Recorded data:

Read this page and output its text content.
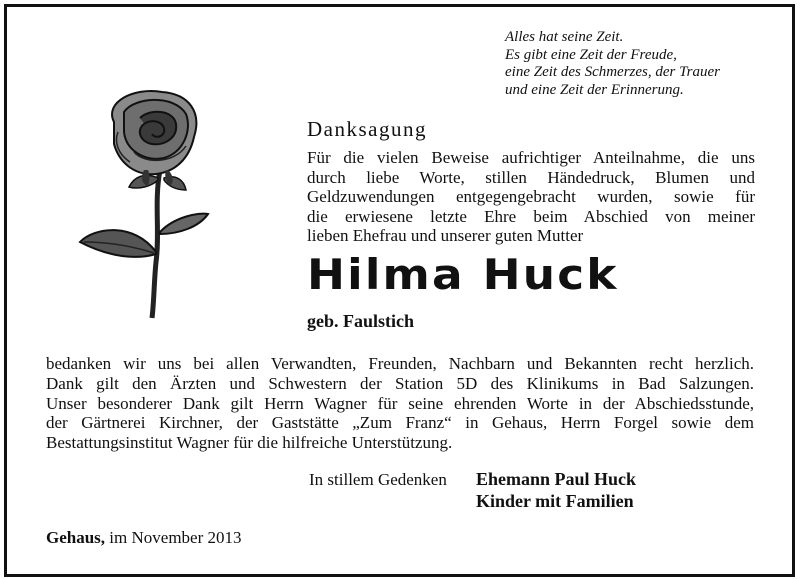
Alles hat seine Zeit.
Es gibt eine Zeit der Freude,
eine Zeit des Schmerzes, der Trauer
und eine Zeit der Erinnerung.
Danksagung
Für die vielen Beweise aufrichtiger Anteilnahme, die uns
durch liebe Worte, stillen Händedruck, Blumen und
Geldzuwendungen entgegengebracht wurden, sowie für
die erwiesene letzte Ehre beim Abschied von meiner
lieben Ehefrau und unserer guten Mutter
Hilma Huck
geb. Faulstich
bedanken wir uns bei allen Verwandten, Freunden, Nachbarn und Bekannten recht herzlich.
Dank gilt den Ärzten und Schwestern der Station 5D des Klinikums in Bad Salzungen.
Unser besonderer Dank gilt Herrn Wagner für seine ehrenden Worte in der Abschiedsstunde,
der Gärtnerei Kirchner, der Gaststätte „Zum Franz“ in Gehaus, Herrn Forgel sowie dem
Bestattungsinstitut Wagner für die hilfreiche Unterstützung.
In stillem Gedenken Ehemann Paul Huck
Kinder mit Familien
Gehaus, im November 2013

• **Aim**
In the entries above, find each line with the string "gilt" and copy it.

• **Solved exercise**
Dank gilt den Ärzten und Schwestern der Station 5D des Klinikums in Bad Salzungen.
Unser besonderer Dank gilt Herrn Wagner für seine ehrenden Worte in der Abschiedsstunde,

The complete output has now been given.